Task data:
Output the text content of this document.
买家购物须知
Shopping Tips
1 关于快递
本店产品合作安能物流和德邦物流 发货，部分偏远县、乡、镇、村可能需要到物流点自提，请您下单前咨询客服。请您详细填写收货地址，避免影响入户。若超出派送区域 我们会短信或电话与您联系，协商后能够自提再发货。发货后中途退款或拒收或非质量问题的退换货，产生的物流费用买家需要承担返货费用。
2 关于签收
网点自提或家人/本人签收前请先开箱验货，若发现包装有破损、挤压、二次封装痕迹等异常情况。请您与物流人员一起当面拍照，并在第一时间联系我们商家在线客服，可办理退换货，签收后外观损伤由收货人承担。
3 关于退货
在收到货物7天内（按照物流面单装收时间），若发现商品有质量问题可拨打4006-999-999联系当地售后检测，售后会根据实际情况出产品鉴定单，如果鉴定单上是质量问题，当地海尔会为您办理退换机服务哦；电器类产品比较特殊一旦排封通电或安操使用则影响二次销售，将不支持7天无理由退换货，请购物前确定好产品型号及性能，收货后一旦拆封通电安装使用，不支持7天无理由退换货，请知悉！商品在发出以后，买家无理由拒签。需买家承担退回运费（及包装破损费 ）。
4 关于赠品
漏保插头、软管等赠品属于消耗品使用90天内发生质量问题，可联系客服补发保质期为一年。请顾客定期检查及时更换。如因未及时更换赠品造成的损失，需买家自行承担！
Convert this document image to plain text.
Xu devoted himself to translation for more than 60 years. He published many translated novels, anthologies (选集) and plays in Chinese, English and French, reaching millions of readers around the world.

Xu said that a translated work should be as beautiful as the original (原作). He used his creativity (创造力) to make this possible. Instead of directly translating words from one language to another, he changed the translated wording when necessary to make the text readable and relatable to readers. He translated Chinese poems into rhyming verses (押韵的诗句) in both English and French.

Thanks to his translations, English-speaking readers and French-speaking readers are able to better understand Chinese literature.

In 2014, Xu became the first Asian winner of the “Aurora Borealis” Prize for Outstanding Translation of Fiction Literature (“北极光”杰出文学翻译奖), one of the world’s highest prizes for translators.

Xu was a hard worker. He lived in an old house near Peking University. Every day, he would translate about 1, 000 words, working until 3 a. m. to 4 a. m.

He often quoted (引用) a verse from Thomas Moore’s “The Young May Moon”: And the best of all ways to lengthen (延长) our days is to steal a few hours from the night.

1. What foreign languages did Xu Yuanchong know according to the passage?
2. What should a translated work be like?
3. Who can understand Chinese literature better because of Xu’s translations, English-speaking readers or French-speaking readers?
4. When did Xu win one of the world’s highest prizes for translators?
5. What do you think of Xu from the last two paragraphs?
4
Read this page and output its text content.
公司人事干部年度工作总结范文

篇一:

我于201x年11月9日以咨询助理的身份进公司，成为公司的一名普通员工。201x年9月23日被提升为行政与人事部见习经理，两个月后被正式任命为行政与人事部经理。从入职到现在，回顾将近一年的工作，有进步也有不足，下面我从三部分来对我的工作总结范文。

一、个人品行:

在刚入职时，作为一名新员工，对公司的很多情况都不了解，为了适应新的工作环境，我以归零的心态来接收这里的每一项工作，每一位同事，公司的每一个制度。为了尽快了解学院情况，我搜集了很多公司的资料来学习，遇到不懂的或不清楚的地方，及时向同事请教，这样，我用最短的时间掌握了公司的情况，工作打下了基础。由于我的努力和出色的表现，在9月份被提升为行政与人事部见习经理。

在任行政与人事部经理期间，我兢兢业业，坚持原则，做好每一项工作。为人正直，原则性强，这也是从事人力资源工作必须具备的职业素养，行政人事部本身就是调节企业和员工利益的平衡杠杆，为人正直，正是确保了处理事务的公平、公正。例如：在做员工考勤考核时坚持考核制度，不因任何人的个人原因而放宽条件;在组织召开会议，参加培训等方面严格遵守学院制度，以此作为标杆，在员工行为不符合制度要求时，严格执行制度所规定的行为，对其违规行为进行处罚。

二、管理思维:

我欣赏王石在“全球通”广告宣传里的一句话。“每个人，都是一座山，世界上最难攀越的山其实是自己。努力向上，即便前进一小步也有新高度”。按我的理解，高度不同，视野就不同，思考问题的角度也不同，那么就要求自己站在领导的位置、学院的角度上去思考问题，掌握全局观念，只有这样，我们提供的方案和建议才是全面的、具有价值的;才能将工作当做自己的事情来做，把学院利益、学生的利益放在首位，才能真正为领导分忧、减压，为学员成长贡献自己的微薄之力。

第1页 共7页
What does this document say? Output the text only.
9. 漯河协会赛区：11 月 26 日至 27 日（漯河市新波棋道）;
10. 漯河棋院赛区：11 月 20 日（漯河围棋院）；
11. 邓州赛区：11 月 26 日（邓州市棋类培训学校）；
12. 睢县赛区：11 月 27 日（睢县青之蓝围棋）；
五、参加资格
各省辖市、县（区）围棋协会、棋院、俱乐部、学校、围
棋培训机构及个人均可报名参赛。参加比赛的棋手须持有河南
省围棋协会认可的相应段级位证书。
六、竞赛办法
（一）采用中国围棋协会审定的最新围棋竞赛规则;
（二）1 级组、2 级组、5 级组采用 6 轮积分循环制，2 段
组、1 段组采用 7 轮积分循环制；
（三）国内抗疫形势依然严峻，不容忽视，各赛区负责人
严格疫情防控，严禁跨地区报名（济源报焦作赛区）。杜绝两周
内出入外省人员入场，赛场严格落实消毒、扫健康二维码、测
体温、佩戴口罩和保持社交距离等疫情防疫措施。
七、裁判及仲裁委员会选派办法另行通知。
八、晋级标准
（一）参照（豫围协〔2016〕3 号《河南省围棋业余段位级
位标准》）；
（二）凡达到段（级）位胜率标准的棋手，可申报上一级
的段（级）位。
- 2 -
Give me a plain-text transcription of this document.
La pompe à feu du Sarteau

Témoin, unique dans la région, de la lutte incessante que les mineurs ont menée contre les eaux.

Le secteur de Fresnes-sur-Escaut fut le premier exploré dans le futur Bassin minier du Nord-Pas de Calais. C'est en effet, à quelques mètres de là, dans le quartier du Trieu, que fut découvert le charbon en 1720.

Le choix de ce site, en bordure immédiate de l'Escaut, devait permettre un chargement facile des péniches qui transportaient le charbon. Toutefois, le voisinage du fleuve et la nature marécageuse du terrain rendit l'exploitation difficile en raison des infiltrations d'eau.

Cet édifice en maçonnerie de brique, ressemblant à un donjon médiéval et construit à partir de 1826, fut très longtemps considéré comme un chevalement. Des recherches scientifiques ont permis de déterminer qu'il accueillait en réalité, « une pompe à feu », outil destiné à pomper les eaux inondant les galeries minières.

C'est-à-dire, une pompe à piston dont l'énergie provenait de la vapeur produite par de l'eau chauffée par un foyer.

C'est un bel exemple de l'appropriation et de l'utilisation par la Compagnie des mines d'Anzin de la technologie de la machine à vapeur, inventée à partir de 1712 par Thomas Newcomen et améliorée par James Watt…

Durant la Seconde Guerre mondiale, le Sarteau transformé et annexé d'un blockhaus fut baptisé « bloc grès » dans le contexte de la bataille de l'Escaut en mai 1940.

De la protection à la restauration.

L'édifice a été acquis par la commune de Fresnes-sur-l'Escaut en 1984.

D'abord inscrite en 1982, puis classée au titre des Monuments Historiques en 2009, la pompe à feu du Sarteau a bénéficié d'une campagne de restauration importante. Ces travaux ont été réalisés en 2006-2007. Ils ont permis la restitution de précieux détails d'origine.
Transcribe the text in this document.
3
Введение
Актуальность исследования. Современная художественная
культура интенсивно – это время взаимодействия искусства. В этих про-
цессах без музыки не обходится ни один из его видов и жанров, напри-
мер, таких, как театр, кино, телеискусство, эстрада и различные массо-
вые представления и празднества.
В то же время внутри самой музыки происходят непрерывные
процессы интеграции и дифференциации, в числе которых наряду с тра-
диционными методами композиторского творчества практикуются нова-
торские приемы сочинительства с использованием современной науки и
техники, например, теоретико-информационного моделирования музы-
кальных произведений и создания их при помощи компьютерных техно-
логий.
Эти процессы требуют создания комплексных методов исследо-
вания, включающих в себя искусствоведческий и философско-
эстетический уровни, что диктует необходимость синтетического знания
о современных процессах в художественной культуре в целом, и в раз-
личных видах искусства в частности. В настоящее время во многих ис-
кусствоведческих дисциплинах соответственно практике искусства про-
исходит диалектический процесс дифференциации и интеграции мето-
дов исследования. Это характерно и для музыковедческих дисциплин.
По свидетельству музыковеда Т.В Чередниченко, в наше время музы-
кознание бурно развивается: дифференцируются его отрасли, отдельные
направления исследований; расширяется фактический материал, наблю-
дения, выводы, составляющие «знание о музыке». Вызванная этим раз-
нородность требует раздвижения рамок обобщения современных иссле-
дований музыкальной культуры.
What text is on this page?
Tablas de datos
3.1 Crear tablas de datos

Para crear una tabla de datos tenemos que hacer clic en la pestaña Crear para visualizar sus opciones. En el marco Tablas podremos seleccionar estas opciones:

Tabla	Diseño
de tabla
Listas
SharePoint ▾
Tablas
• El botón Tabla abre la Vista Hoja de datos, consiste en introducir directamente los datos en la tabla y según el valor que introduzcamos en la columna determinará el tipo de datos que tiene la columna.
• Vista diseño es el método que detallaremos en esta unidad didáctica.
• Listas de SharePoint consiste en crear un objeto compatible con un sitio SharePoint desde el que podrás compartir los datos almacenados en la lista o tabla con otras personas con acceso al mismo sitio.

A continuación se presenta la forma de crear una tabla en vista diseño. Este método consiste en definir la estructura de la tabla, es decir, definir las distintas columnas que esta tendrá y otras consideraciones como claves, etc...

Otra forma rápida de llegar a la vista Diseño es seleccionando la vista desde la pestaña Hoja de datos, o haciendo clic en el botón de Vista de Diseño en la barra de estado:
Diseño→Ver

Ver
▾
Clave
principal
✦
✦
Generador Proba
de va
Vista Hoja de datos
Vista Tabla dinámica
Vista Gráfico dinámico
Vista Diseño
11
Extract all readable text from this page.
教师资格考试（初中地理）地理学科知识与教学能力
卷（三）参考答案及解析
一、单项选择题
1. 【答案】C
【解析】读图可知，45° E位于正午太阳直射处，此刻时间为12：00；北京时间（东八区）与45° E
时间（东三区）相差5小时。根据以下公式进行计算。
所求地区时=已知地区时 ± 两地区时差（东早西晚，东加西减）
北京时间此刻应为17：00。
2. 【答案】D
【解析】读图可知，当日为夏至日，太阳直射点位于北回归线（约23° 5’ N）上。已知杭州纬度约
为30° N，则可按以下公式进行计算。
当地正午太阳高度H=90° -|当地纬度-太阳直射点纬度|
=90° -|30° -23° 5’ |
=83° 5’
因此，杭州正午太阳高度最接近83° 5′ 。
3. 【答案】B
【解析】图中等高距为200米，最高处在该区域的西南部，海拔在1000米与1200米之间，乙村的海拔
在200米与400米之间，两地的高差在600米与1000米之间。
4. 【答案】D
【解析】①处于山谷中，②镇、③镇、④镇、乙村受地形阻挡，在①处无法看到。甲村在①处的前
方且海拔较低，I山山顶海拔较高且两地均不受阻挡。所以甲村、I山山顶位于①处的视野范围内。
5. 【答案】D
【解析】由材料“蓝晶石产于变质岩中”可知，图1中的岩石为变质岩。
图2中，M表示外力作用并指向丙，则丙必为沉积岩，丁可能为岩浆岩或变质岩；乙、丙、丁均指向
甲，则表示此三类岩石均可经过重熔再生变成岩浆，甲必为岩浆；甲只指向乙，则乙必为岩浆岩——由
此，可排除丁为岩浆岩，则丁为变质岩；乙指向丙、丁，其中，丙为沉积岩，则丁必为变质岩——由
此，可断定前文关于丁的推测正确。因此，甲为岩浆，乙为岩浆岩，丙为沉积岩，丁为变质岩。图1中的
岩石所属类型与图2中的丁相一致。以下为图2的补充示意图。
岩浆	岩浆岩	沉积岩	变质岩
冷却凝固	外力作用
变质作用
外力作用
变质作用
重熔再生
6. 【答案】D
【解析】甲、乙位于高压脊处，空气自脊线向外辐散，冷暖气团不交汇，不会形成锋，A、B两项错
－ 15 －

Work to be completed: Where a line in the entries holds the word "искусства", copy that line.

Task result:
культура интенсивно – это время взаимодействия искусства. В этих про-
личных видах искусства в частности. В настоящее время во многих ис-
кусствоведческих дисциплинах соответственно практике искусства про-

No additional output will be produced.